Collected data
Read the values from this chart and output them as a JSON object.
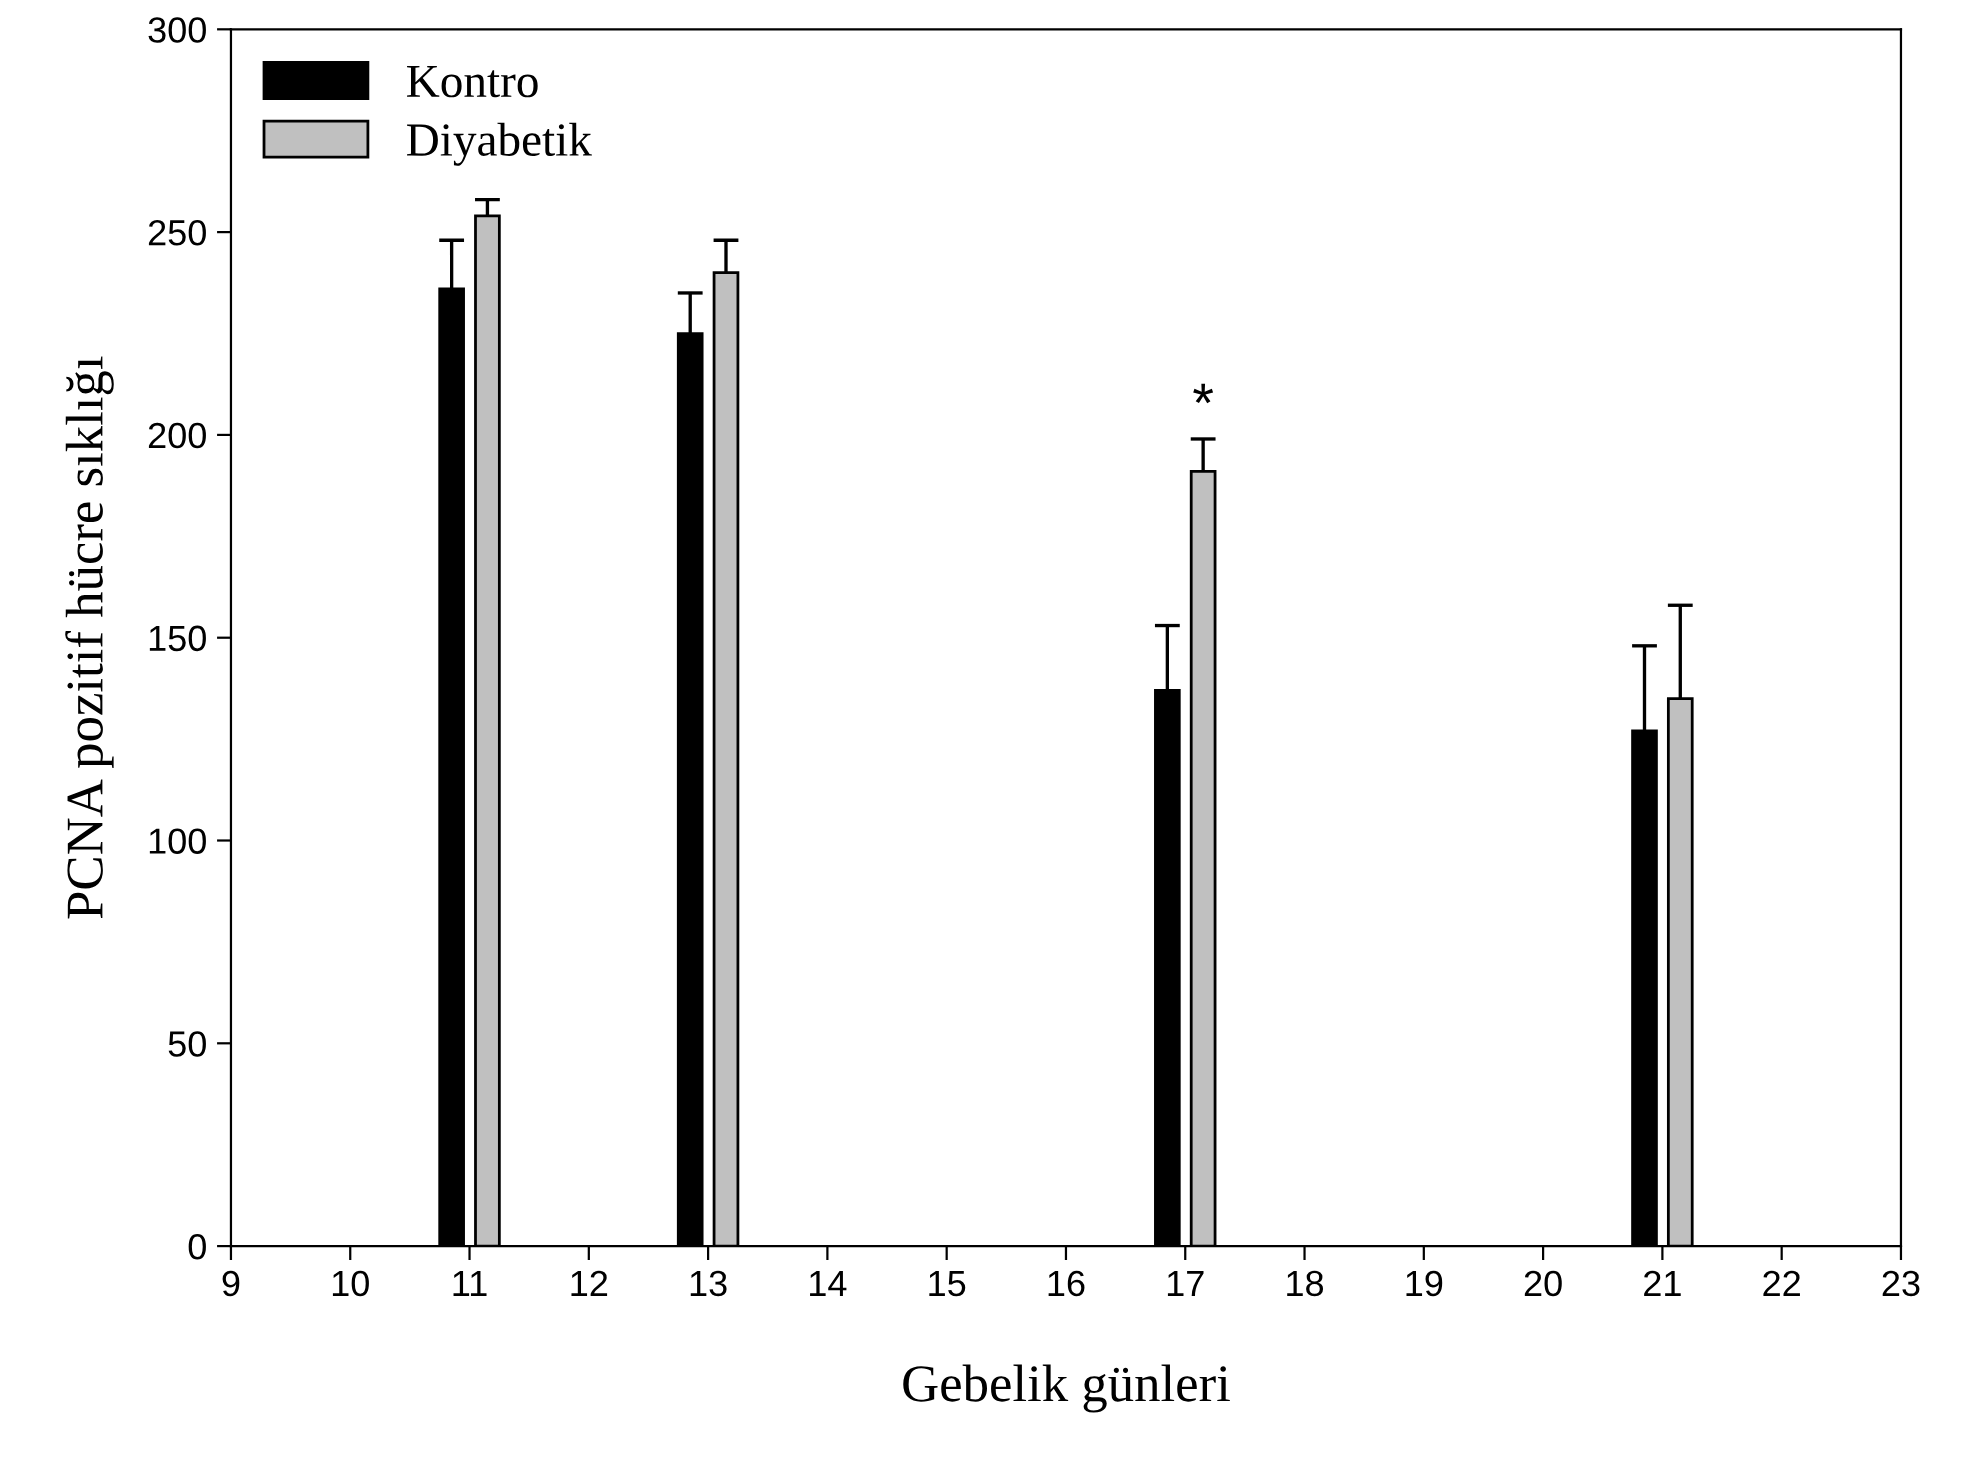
{
  "chart_data": {
    "type": "bar",
    "xlabel": "Gebelik günleri",
    "ylabel": "PCNA pozitif hücre sıklığı",
    "x": [
      11,
      13,
      17,
      21
    ],
    "series": [
      {
        "name": "Kontro",
        "color": "#000000",
        "values": [
          236,
          225,
          137,
          127
        ],
        "errors": [
          [
            236,
            248
          ],
          [
            225,
            235
          ],
          [
            137,
            153
          ],
          [
            127,
            148
          ]
        ]
      },
      {
        "name": "Diyabetik",
        "color": "#c0c0c0",
        "values": [
          254,
          240,
          191,
          135
        ],
        "errors": [
          [
            254,
            258
          ],
          [
            240,
            248
          ],
          [
            191,
            199
          ],
          [
            135,
            158
          ]
        ]
      }
    ],
    "xlim": [
      9,
      23
    ],
    "xticks": [
      9,
      10,
      11,
      12,
      13,
      14,
      15,
      16,
      17,
      18,
      19,
      20,
      21,
      22,
      23
    ],
    "ylim": [
      0,
      300
    ],
    "yticks": [
      0,
      50,
      100,
      150,
      200,
      250,
      300
    ],
    "annotations": [
      {
        "text": "*",
        "x": 17.15,
        "y": 199
      }
    ],
    "legend": "top left",
    "grid": false
  }
}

Goal: Leaving aside the images, write out the entries above word for word.

Reply to the exercise:
Read the values from this chart and output them as a JSON object.
{
  "chart_data": {
    "type": "bar",
    "xlabel": "Gebelik günleri",
    "ylabel": "PCNA pozitif hücre sıklığı",
    "x": [
      11,
      13,
      17,
      21
    ],
    "series": [
      {
        "name": "Kontro",
        "color": "#000000",
        "values": [
          236,
          225,
          137,
          127
        ],
        "errors": [
          [
            236,
            248
          ],
          [
            225,
            235
          ],
          [
            137,
            153
          ],
          [
            127,
            148
          ]
        ]
      },
      {
        "name": "Diyabetik",
        "color": "#c0c0c0",
        "values": [
          254,
          240,
          191,
          135
        ],
        "errors": [
          [
            254,
            258
          ],
          [
            240,
            248
          ],
          [
            191,
            199
          ],
          [
            135,
            158
          ]
        ]
      }
    ],
    "xlim": [
      9,
      23
    ],
    "xticks": [
      9,
      10,
      11,
      12,
      13,
      14,
      15,
      16,
      17,
      18,
      19,
      20,
      21,
      22,
      23
    ],
    "ylim": [
      0,
      300
    ],
    "yticks": [
      0,
      50,
      100,
      150,
      200,
      250,
      300
    ],
    "annotations": [
      {
        "text": "*",
        "x": 17.15,
        "y": 199
      }
    ],
    "legend": "top left",
    "grid": false
  }
}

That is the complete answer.